■ Directive ■
Give everything from the start of the entries down to the line containing "- index-image: [15, 949, 1033, 1322]", both ends included, as a Markdown table with the columns Row and Line, leaving out any blank lines.

## BEGIN

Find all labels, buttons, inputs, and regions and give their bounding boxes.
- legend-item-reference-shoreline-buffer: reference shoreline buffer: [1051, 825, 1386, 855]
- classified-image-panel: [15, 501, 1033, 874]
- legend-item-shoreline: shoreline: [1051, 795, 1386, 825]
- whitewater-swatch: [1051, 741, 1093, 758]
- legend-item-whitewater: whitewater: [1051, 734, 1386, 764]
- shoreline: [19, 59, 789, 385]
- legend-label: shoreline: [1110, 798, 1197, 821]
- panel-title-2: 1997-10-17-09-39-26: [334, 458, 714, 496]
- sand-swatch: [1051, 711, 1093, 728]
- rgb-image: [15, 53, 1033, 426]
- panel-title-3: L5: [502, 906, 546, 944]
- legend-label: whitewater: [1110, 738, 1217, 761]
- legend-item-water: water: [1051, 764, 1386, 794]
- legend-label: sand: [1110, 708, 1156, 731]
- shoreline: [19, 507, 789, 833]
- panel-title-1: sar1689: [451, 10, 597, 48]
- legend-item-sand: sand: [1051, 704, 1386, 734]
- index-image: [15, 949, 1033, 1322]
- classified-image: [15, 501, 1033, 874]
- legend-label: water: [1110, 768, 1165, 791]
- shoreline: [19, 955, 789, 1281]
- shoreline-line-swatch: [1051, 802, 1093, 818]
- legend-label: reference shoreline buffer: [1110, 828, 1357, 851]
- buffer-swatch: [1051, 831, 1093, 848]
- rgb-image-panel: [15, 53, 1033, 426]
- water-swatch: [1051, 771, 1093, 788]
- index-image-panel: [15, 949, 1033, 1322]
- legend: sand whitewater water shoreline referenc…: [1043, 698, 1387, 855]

## END

■ Result of this task ■
| Row | Line |
|---|---|
| 1 | Find all labels, buttons, inputs, and regions and give their bounding boxes. |
| 2 | - legend-item-reference-shoreline-buffer: reference shoreline buffer: [1051, 825, 1386, 855] |
| 3 | - classified-image-panel: [15, 501, 1033, 874] |
| 4 | - legend-item-shoreline: shoreline: [1051, 795, 1386, 825] |
| 5 | - whitewater-swatch: [1051, 741, 1093, 758] |
| 6 | - legend-item-whitewater: whitewater: [1051, 734, 1386, 764] |
| 7 | - shoreline: [19, 59, 789, 385] |
| 8 | - legend-label: shoreline: [1110, 798, 1197, 821] |
| 9 | - panel-title-2: 1997-10-17-09-39-26: [334, 458, 714, 496] |
| 10 | - sand-swatch: [1051, 711, 1093, 728] |
| 11 | - rgb-image: [15, 53, 1033, 426] |
| 12 | - panel-title-3: L5: [502, 906, 546, 944] |
| 13 | - legend-label: whitewater: [1110, 738, 1217, 761] |
| 14 | - legend-item-water: water: [1051, 764, 1386, 794] |
| 15 | - legend-label: sand: [1110, 708, 1156, 731] |
| 16 | - shoreline: [19, 507, 789, 833] |
| 17 | - panel-title-1: sar1689: [451, 10, 597, 48] |
| 18 | - legend-item-sand: sand: [1051, 704, 1386, 734] |
| 19 | - index-image: [15, 949, 1033, 1322] |